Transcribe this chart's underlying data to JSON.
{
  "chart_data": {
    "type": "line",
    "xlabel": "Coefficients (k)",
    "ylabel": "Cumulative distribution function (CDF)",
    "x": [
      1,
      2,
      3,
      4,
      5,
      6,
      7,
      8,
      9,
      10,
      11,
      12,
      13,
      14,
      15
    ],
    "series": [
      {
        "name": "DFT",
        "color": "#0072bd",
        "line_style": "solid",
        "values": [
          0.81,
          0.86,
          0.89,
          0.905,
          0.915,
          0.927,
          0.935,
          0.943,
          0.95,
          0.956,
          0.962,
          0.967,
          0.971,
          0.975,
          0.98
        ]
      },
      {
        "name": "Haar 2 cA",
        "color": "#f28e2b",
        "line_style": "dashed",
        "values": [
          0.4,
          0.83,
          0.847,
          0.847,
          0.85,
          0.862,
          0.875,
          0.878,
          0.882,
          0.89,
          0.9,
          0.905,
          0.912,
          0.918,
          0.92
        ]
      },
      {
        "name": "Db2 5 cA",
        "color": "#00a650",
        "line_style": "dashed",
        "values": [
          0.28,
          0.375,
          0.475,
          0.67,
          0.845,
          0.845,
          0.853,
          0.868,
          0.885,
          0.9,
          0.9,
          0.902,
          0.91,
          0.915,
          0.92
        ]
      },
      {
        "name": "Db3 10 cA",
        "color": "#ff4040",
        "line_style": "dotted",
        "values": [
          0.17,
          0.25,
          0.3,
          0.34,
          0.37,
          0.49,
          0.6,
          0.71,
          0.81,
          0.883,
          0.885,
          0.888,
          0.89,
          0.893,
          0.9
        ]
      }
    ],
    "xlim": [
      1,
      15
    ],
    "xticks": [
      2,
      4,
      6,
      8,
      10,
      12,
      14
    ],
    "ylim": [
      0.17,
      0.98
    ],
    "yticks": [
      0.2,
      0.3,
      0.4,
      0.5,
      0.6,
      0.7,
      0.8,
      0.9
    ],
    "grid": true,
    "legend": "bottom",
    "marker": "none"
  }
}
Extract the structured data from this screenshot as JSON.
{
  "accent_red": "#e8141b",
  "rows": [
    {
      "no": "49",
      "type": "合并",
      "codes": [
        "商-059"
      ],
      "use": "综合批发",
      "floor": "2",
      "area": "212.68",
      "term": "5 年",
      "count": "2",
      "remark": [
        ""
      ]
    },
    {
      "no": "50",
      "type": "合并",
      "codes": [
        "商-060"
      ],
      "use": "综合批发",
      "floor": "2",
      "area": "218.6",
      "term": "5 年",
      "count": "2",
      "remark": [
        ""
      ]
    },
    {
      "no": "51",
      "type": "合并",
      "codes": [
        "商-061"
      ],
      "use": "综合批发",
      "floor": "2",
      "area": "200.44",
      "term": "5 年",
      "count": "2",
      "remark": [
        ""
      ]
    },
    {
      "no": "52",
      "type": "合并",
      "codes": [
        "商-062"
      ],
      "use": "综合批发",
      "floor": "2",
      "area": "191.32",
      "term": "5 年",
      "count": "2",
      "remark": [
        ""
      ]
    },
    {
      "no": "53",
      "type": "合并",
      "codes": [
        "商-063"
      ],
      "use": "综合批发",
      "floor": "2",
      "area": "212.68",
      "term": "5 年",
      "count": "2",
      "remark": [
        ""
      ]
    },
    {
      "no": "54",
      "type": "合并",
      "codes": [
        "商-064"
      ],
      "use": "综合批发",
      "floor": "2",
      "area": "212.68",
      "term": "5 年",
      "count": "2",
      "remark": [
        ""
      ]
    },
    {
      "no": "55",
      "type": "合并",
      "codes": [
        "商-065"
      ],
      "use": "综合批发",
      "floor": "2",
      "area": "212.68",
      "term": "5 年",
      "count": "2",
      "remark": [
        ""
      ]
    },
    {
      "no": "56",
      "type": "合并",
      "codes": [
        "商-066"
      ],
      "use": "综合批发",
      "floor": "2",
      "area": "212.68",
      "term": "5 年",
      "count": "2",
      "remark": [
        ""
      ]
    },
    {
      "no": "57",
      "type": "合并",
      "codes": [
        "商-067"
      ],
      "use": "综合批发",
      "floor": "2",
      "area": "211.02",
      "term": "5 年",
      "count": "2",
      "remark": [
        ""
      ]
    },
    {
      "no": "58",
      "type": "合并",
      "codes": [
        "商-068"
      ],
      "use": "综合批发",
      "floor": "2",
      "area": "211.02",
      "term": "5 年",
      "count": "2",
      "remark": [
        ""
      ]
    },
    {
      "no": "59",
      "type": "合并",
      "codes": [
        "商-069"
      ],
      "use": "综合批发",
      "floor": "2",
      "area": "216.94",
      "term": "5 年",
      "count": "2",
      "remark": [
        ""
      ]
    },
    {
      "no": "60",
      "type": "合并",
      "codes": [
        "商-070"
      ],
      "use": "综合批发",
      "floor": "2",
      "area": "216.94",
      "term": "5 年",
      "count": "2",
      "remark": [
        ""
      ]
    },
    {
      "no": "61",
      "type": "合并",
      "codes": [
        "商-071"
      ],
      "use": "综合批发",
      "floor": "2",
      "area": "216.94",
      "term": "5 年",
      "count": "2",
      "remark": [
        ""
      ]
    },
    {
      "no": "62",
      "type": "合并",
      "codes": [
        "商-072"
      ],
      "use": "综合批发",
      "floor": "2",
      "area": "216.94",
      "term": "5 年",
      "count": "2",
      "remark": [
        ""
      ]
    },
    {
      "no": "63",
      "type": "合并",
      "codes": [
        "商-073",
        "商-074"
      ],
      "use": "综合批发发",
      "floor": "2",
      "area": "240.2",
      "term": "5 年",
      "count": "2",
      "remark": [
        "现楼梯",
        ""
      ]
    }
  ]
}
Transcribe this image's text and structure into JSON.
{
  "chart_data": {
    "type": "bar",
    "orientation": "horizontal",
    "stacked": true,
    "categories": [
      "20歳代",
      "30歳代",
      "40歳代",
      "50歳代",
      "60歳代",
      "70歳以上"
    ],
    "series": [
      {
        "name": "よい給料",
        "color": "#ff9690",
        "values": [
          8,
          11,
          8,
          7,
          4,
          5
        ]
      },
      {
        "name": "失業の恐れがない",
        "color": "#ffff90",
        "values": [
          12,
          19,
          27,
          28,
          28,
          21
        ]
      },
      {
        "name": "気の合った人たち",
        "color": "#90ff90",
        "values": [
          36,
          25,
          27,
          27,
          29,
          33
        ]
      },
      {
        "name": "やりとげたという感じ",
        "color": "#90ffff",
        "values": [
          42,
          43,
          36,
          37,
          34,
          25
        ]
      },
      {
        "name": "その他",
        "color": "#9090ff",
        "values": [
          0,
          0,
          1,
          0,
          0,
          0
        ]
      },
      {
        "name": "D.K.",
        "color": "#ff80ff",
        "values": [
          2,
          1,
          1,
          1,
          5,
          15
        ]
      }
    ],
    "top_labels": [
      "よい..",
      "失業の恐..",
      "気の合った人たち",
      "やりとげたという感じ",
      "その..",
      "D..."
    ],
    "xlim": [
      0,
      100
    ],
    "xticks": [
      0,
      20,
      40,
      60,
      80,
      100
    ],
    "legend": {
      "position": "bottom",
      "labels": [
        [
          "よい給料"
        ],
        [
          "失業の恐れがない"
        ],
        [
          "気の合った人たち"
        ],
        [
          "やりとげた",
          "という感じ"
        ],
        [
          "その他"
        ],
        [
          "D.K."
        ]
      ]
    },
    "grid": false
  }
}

--------------------------------

▸ **INSTRUCTION**: Pick out each line that holds the string "color".

▸ **EXERCISE RESULT**:
        "color": "#0072bd",
        "color": "#f28e2b",
        "color": "#00a650",
        "color": "#ff4040",
        "color": "#ff9690",
        "color": "#ffff90",
        "color": "#90ff90",
        "color": "#90ffff",
        "color": "#9090ff",
        "color": "#ff80ff",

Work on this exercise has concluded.